(Figure collection entries)
# # # # #

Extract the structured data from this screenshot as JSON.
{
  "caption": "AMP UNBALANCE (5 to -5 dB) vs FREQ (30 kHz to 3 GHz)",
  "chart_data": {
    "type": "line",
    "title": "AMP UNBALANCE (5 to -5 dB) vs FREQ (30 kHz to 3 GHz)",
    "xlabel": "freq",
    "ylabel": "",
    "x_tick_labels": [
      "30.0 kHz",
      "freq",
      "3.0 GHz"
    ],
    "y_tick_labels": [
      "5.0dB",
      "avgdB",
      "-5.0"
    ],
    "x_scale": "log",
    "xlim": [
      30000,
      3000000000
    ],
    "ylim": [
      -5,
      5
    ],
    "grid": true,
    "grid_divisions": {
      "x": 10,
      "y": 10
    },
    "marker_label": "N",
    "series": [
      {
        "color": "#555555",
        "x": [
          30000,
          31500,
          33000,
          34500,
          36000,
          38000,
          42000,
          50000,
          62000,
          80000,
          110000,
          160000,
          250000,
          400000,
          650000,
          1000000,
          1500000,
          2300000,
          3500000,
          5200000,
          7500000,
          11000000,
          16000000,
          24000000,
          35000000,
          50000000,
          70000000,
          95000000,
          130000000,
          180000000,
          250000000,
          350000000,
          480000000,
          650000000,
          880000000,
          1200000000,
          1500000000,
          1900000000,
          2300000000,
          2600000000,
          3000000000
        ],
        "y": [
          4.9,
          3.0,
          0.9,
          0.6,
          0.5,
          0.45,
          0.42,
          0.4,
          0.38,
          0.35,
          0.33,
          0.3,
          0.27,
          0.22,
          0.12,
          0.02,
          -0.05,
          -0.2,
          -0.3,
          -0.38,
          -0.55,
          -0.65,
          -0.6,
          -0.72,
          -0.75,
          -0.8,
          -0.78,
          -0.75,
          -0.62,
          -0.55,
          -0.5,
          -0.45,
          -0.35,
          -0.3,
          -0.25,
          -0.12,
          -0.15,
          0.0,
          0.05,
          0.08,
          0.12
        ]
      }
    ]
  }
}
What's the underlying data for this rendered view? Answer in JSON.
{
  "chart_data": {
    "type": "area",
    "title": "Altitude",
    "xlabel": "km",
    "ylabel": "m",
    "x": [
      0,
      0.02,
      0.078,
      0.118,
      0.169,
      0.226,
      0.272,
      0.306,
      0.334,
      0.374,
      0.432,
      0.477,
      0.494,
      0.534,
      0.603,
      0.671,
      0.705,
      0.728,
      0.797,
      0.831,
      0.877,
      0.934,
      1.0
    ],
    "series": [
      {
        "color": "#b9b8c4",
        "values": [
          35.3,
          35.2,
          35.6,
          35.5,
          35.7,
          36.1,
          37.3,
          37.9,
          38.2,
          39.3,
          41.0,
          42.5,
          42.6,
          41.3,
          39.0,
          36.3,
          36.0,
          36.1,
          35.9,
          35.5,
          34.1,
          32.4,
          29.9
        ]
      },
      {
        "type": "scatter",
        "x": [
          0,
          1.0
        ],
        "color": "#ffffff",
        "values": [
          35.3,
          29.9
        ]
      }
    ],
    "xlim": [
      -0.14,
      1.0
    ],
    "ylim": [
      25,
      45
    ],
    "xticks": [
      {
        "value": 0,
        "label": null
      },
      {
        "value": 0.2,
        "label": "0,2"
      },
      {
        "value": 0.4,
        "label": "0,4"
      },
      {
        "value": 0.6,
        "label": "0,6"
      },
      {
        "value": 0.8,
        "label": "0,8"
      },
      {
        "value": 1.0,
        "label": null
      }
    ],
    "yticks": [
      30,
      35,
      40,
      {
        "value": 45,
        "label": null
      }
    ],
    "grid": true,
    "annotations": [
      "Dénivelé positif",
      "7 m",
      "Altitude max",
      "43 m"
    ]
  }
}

# # # # #

> Task brief
Please restate the records in full, word for word.

> Answer in full
Extract the structured data from this screenshot as JSON.
{
  "caption": "AMP UNBALANCE (5 to -5 dB) vs FREQ (30 kHz to 3 GHz)",
  "chart_data": {
    "type": "line",
    "title": "AMP UNBALANCE (5 to -5 dB) vs FREQ (30 kHz to 3 GHz)",
    "xlabel": "freq",
    "ylabel": "",
    "x_tick_labels": [
      "30.0 kHz",
      "freq",
      "3.0 GHz"
    ],
    "y_tick_labels": [
      "5.0dB",
      "avgdB",
      "-5.0"
    ],
    "x_scale": "log",
    "xlim": [
      30000,
      3000000000
    ],
    "ylim": [
      -5,
      5
    ],
    "grid": true,
    "grid_divisions": {
      "x": 10,
      "y": 10
    },
    "marker_label": "N",
    "series": [
      {
        "color": "#555555",
        "x": [
          30000,
          31500,
          33000,
          34500,
          36000,
          38000,
          42000,
          50000,
          62000,
          80000,
          110000,
          160000,
          250000,
          400000,
          650000,
          1000000,
          1500000,
          2300000,
          3500000,
          5200000,
          7500000,
          11000000,
          16000000,
          24000000,
          35000000,
          50000000,
          70000000,
          95000000,
          130000000,
          180000000,
          250000000,
          350000000,
          480000000,
          650000000,
          880000000,
          1200000000,
          1500000000,
          1900000000,
          2300000000,
          2600000000,
          3000000000
        ],
        "y": [
          4.9,
          3.0,
          0.9,
          0.6,
          0.5,
          0.45,
          0.42,
          0.4,
          0.38,
          0.35,
          0.33,
          0.3,
          0.27,
          0.22,
          0.12,
          0.02,
          -0.05,
          -0.2,
          -0.3,
          -0.38,
          -0.55,
          -0.65,
          -0.6,
          -0.72,
          -0.75,
          -0.8,
          -0.78,
          -0.75,
          -0.62,
          -0.55,
          -0.5,
          -0.45,
          -0.35,
          -0.3,
          -0.25,
          -0.12,
          -0.15,
          0.0,
          0.05,
          0.08,
          0.12
        ]
      }
    ]
  }
}
What's the underlying data for this rendered view? Answer in JSON.
{
  "chart_data": {
    "type": "area",
    "title": "Altitude",
    "xlabel": "km",
    "ylabel": "m",
    "x": [
      0,
      0.02,
      0.078,
      0.118,
      0.169,
      0.226,
      0.272,
      0.306,
      0.334,
      0.374,
      0.432,
      0.477,
      0.494,
      0.534,
      0.603,
      0.671,
      0.705,
      0.728,
      0.797,
      0.831,
      0.877,
      0.934,
      1.0
    ],
    "series": [
      {
        "color": "#b9b8c4",
        "values": [
          35.3,
          35.2,
          35.6,
          35.5,
          35.7,
          36.1,
          37.3,
          37.9,
          38.2,
          39.3,
          41.0,
          42.5,
          42.6,
          41.3,
          39.0,
          36.3,
          36.0,
          36.1,
          35.9,
          35.5,
          34.1,
          32.4,
          29.9
        ]
      },
      {
        "type": "scatter",
        "x": [
          0,
          1.0
        ],
        "color": "#ffffff",
        "values": [
          35.3,
          29.9
        ]
      }
    ],
    "xlim": [
      -0.14,
      1.0
    ],
    "ylim": [
      25,
      45
    ],
    "xticks": [
      {
        "value": 0,
        "label": null
      },
      {
        "value": 0.2,
        "label": "0,2"
      },
      {
        "value": 0.4,
        "label": "0,4"
      },
      {
        "value": 0.6,
        "label": "0,6"
      },
      {
        "value": 0.8,
        "label": "0,8"
      },
      {
        "value": 1.0,
        "label": null
      }
    ],
    "yticks": [
      30,
      35,
      40,
      {
        "value": 45,
        "label": null
      }
    ],
    "grid": true,
    "annotations": [
      "Dénivelé positif",
      "7 m",
      "Altitude max",
      "43 m"
    ]
  }
}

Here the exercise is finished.